• _Your instructions_:
Pick out each line with the word "Renewable" from the material that follows.

• _Record extracts_:
■ ■ ■

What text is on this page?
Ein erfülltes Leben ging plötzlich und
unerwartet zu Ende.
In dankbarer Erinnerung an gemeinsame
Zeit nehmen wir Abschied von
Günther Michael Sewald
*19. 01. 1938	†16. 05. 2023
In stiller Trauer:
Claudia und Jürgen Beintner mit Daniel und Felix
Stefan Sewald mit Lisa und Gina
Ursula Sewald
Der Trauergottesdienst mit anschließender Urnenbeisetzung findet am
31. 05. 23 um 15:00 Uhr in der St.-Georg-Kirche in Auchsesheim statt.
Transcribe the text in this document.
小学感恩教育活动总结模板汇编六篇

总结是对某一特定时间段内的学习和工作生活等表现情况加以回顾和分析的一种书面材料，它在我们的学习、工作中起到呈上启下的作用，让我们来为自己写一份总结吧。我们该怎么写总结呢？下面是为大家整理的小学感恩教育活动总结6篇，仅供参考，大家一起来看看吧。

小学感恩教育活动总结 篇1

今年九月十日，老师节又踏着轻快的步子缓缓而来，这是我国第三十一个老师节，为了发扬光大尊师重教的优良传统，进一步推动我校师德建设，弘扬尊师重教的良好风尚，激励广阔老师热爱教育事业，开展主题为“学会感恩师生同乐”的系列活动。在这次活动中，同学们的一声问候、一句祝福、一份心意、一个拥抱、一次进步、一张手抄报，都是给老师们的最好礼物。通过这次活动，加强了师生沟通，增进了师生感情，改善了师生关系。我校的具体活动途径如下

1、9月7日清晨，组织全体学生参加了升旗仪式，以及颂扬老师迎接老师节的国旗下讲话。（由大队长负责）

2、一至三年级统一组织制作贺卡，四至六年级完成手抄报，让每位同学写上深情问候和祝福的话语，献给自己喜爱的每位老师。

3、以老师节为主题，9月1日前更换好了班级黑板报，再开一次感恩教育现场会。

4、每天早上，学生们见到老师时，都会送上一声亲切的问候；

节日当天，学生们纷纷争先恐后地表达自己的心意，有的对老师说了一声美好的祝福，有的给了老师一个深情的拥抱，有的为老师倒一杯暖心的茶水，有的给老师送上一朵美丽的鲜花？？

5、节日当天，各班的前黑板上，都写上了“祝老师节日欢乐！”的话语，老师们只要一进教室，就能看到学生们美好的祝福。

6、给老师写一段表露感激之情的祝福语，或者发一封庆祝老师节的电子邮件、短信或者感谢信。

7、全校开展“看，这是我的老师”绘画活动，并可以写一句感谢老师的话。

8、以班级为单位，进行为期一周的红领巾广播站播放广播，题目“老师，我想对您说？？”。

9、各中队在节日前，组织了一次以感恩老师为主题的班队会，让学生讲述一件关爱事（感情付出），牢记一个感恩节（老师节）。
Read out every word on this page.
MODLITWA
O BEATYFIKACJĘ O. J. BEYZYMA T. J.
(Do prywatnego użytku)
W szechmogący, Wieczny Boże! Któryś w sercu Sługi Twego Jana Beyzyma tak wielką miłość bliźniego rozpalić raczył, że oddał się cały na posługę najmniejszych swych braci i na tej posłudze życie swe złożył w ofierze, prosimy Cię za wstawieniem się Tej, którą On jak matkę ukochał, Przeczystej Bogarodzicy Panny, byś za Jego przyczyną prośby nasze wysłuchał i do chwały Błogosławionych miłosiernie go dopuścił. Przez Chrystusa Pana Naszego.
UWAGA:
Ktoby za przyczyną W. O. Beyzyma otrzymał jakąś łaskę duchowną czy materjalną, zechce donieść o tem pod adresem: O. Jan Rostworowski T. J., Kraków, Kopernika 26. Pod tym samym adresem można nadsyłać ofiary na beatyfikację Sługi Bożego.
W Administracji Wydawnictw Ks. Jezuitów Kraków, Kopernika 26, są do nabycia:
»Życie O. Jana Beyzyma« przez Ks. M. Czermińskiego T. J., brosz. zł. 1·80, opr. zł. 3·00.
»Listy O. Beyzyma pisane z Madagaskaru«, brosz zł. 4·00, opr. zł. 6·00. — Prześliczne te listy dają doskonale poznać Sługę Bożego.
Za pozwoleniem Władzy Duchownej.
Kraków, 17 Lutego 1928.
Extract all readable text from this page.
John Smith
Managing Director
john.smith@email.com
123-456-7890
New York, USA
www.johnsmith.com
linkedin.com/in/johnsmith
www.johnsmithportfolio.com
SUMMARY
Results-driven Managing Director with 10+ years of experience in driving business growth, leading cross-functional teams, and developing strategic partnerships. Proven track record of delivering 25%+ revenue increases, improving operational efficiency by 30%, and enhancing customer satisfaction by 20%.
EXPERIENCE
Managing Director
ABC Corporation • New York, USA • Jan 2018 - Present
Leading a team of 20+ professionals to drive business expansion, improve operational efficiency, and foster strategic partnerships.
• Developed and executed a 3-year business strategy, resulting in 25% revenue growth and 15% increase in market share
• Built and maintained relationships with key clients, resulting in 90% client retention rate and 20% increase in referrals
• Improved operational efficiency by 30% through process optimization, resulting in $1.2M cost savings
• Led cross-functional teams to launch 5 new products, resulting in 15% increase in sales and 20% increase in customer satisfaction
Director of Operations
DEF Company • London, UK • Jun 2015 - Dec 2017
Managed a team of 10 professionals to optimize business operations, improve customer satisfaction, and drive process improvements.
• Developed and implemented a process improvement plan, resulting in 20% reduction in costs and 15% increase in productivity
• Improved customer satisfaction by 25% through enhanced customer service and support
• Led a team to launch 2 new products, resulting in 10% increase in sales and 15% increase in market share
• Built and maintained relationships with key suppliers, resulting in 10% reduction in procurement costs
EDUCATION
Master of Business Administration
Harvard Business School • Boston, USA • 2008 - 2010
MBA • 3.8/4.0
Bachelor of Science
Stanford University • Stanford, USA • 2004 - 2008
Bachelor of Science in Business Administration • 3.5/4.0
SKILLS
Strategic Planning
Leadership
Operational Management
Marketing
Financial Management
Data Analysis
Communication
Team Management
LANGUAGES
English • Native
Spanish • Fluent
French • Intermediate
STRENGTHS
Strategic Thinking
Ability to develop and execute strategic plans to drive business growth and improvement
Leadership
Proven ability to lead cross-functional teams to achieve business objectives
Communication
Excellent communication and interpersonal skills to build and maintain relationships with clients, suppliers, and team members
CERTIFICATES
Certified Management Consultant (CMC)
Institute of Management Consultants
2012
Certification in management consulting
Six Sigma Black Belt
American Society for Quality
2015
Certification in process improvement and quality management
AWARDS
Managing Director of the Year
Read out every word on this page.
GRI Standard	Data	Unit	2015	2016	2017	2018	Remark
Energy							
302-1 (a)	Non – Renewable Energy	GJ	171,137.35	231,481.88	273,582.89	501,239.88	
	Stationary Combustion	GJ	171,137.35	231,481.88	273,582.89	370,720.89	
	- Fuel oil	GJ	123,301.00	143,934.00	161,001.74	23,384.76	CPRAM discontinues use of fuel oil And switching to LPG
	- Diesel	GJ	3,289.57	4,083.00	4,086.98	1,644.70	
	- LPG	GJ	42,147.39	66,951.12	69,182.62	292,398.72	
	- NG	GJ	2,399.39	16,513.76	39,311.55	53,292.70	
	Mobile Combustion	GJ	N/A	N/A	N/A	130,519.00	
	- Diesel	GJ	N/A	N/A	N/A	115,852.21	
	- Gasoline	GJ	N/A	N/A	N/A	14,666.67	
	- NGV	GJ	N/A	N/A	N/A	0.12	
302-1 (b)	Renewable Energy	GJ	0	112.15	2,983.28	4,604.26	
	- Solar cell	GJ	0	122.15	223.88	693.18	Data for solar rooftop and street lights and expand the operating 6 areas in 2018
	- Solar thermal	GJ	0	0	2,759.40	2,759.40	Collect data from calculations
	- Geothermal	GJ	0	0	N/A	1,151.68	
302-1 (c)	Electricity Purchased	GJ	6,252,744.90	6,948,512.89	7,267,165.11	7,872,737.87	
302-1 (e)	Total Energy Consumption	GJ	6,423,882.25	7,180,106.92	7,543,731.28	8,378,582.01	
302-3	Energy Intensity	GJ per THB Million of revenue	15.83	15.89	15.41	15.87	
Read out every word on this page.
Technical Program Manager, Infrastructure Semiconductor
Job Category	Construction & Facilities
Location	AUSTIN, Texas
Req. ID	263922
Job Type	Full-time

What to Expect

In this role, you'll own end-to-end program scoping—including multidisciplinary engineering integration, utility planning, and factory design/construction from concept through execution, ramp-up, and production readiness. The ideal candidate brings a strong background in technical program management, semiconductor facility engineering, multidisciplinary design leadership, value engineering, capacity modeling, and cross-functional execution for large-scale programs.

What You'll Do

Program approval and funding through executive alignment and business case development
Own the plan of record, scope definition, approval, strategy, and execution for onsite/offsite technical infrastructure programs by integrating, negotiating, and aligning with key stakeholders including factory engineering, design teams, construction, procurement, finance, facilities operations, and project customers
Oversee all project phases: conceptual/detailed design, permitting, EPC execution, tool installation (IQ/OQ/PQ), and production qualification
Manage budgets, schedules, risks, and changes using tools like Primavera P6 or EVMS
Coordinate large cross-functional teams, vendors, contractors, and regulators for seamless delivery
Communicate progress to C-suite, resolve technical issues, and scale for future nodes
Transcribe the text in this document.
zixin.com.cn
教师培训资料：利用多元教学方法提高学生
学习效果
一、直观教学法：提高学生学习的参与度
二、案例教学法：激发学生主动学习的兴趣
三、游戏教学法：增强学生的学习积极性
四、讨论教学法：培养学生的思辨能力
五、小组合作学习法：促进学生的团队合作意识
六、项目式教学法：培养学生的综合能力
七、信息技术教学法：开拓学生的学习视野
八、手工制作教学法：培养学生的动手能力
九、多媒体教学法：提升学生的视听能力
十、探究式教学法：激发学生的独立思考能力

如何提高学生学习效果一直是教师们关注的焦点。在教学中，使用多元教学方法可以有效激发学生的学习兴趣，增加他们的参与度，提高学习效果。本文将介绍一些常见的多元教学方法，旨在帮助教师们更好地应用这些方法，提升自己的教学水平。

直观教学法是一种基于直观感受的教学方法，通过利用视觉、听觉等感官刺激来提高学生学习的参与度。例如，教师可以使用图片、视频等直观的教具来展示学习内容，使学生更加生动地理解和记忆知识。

■ ■ ■

• _Final result_:
302-1 (a)	Non – Renewable Energy	GJ	171,137.35	231,481.88	273,582.89	501,239.88	
302-1 (b)	Renewable Energy	GJ	0	112.15	2,983.28	4,604.26	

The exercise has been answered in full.